↓↓↓

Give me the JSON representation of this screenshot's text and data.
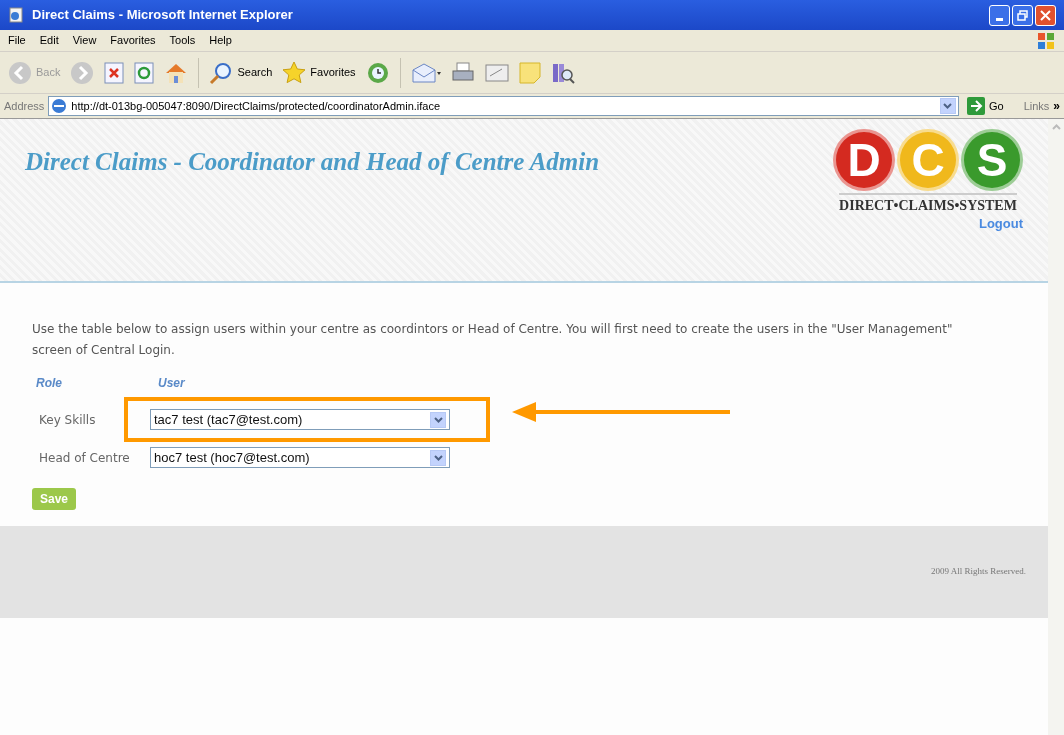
{
  "window": {
    "title": "Direct Claims - Microsoft Internet Explorer"
  },
  "menu": [
    "File",
    "Edit",
    "View",
    "Favorites",
    "Tools",
    "Help"
  ],
  "toolbar": {
    "back": "Back",
    "search": "Search",
    "favorites": "Favorites"
  },
  "address_bar": {
    "label": "Address",
    "url": "http://dt-013bg-005047:8090/DirectClaims/protected/coordinatorAdmin.iface",
    "go": "Go",
    "links": "Links",
    "more": "»"
  },
  "header": {
    "title": "Direct Claims - Coordinator and Head of Centre Admin",
    "logo_letters": [
      {
        "letter": "D",
        "color": "#d42a20"
      },
      {
        "letter": "C",
        "color": "#f0b81c"
      },
      {
        "letter": "S",
        "color": "#3a9a2c"
      }
    ],
    "logo_caption": "DIRECT•CLAIMS•SYSTEM",
    "logout": "Logout"
  },
  "intro": "Use the table below to assign users within your centre as coordintors or Head of Centre. You will first need to create the users in the \"User Management\" screen of Central Login.",
  "table": {
    "columns": [
      "Role",
      "User"
    ],
    "rows": [
      {
        "role": "Key Skills",
        "user": "tac7 test (tac7@test.com)",
        "highlighted": true
      },
      {
        "role": "Head of Centre",
        "user": "hoc7 test (hoc7@test.com)",
        "highlighted": false
      }
    ]
  },
  "save": "Save",
  "footer": "2009 All Rights Reserved."
}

↑↑↑

Repeat the listing in full and exactly. Leave any pictures out.

◆ EXPECTED ANSWER
Give me the JSON representation of this screenshot's text and data.
{
  "window": {
    "title": "Direct Claims - Microsoft Internet Explorer"
  },
  "menu": [
    "File",
    "Edit",
    "View",
    "Favorites",
    "Tools",
    "Help"
  ],
  "toolbar": {
    "back": "Back",
    "search": "Search",
    "favorites": "Favorites"
  },
  "address_bar": {
    "label": "Address",
    "url": "http://dt-013bg-005047:8090/DirectClaims/protected/coordinatorAdmin.iface",
    "go": "Go",
    "links": "Links",
    "more": "»"
  },
  "header": {
    "title": "Direct Claims - Coordinator and Head of Centre Admin",
    "logo_letters": [
      {
        "letter": "D",
        "color": "#d42a20"
      },
      {
        "letter": "C",
        "color": "#f0b81c"
      },
      {
        "letter": "S",
        "color": "#3a9a2c"
      }
    ],
    "logo_caption": "DIRECT•CLAIMS•SYSTEM",
    "logout": "Logout"
  },
  "intro": "Use the table below to assign users within your centre as coordintors or Head of Centre. You will first need to create the users in the \"User Management\" screen of Central Login.",
  "table": {
    "columns": [
      "Role",
      "User"
    ],
    "rows": [
      {
        "role": "Key Skills",
        "user": "tac7 test (tac7@test.com)",
        "highlighted": true
      },
      {
        "role": "Head of Centre",
        "user": "hoc7 test (hoc7@test.com)",
        "highlighted": false
      }
    ]
  },
  "save": "Save",
  "footer": "2009 All Rights Reserved."
}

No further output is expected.